↓
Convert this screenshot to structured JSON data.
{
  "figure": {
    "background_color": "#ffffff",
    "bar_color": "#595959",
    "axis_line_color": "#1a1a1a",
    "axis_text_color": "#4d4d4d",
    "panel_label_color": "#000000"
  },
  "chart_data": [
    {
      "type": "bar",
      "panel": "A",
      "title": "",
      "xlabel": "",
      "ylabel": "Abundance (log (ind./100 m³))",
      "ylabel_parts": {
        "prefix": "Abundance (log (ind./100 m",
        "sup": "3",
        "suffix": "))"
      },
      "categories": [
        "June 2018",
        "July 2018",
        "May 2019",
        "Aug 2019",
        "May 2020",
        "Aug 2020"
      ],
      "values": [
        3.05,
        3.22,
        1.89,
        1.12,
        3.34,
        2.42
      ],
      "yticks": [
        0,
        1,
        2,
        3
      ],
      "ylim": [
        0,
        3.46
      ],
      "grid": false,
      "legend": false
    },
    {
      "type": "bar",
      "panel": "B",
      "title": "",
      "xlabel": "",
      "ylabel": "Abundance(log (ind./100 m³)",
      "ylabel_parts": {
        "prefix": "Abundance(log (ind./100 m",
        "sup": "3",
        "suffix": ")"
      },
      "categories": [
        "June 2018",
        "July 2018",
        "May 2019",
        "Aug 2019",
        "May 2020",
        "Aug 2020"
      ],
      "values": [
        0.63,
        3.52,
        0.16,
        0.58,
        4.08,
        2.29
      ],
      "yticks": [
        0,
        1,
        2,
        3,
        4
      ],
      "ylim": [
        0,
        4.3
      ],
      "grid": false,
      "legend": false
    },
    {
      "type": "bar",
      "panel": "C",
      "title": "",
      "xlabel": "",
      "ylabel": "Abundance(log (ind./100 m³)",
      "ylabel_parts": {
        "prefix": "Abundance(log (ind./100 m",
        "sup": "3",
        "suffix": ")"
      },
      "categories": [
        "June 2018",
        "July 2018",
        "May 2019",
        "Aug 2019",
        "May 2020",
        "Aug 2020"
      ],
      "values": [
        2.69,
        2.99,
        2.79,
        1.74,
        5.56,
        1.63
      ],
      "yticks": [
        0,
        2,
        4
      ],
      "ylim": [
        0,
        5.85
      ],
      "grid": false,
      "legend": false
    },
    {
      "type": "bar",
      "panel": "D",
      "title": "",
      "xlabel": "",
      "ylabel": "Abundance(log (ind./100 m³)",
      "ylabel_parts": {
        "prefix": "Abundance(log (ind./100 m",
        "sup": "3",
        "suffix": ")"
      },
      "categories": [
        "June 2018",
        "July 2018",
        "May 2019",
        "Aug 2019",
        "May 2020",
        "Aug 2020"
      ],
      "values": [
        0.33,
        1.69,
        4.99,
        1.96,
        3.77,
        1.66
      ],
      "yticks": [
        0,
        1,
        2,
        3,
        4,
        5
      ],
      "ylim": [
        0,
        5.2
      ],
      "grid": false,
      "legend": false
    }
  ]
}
↑
Retype the records in full. Keep every line identical to the original.

Convert this screenshot to structured JSON data.
{
  "figure": {
    "background_color": "#ffffff",
    "bar_color": "#595959",
    "axis_line_color": "#1a1a1a",
    "axis_text_color": "#4d4d4d",
    "panel_label_color": "#000000"
  },
  "chart_data": [
    {
      "type": "bar",
      "panel": "A",
      "title": "",
      "xlabel": "",
      "ylabel": "Abundance (log (ind./100 m³))",
      "ylabel_parts": {
        "prefix": "Abundance (log (ind./100 m",
        "sup": "3",
        "suffix": "))"
      },
      "categories": [
        "June 2018",
        "July 2018",
        "May 2019",
        "Aug 2019",
        "May 2020",
        "Aug 2020"
      ],
      "values": [
        3.05,
        3.22,
        1.89,
        1.12,
        3.34,
        2.42
      ],
      "yticks": [
        0,
        1,
        2,
        3
      ],
      "ylim": [
        0,
        3.46
      ],
      "grid": false,
      "legend": false
    },
    {
      "type": "bar",
      "panel": "B",
      "title": "",
      "xlabel": "",
      "ylabel": "Abundance(log (ind./100 m³)",
      "ylabel_parts": {
        "prefix": "Abundance(log (ind./100 m",
        "sup": "3",
        "suffix": ")"
      },
      "categories": [
        "June 2018",
        "July 2018",
        "May 2019",
        "Aug 2019",
        "May 2020",
        "Aug 2020"
      ],
      "values": [
        0.63,
        3.52,
        0.16,
        0.58,
        4.08,
        2.29
      ],
      "yticks": [
        0,
        1,
        2,
        3,
        4
      ],
      "ylim": [
        0,
        4.3
      ],
      "grid": false,
      "legend": false
    },
    {
      "type": "bar",
      "panel": "C",
      "title": "",
      "xlabel": "",
      "ylabel": "Abundance(log (ind./100 m³)",
      "ylabel_parts": {
        "prefix": "Abundance(log (ind./100 m",
        "sup": "3",
        "suffix": ")"
      },
      "categories": [
        "June 2018",
        "July 2018",
        "May 2019",
        "Aug 2019",
        "May 2020",
        "Aug 2020"
      ],
      "values": [
        2.69,
        2.99,
        2.79,
        1.74,
        5.56,
        1.63
      ],
      "yticks": [
        0,
        2,
        4
      ],
      "ylim": [
        0,
        5.85
      ],
      "grid": false,
      "legend": false
    },
    {
      "type": "bar",
      "panel": "D",
      "title": "",
      "xlabel": "",
      "ylabel": "Abundance(log (ind./100 m³)",
      "ylabel_parts": {
        "prefix": "Abundance(log (ind./100 m",
        "sup": "3",
        "suffix": ")"
      },
      "categories": [
        "June 2018",
        "July 2018",
        "May 2019",
        "Aug 2019",
        "May 2020",
        "Aug 2020"
      ],
      "values": [
        0.33,
        1.69,
        4.99,
        1.96,
        3.77,
        1.66
      ],
      "yticks": [
        0,
        1,
        2,
        3,
        4,
        5
      ],
      "ylim": [
        0,
        5.2
      ],
      "grid": false,
      "legend": false
    }
  ]
}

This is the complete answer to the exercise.